Stored data entries ▸
━━━
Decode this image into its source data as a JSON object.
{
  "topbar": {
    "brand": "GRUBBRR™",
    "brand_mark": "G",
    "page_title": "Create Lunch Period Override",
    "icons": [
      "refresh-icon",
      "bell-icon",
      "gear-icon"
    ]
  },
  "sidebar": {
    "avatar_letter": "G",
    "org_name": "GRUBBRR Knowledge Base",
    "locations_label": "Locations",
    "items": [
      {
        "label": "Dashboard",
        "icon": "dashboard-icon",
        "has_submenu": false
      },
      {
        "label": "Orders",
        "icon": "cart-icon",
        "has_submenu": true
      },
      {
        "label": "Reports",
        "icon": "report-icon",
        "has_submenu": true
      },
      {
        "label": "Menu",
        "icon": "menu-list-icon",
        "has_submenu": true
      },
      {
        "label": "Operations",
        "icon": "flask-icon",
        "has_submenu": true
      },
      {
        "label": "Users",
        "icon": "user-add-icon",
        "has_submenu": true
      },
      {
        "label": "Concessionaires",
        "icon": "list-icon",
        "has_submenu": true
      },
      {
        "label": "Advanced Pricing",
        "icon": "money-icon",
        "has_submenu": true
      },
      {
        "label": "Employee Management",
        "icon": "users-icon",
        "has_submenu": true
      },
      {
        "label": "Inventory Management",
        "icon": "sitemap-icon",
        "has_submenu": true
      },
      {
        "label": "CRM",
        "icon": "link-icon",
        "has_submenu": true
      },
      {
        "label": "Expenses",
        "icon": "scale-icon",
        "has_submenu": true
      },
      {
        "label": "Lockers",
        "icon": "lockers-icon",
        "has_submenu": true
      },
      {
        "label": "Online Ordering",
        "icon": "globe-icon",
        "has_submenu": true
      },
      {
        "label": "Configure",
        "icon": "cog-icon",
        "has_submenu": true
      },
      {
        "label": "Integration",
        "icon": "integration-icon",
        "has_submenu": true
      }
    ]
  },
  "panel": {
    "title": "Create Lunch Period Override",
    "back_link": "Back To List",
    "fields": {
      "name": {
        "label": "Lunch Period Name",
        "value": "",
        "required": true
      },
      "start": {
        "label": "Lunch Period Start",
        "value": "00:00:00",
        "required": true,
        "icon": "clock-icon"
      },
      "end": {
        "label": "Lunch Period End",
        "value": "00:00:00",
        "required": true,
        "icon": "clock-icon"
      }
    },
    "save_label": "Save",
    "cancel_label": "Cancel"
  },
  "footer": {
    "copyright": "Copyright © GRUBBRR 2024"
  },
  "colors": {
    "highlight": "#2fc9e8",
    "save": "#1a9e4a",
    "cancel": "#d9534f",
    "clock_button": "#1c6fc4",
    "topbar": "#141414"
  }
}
━━━
Exercise ▸
Search the data for the word "Create" and copy each line where it appears.

Answer to this exercise ▸
    "page_title": "Create Lunch Period Override",
    "title": "Create Lunch Period Override",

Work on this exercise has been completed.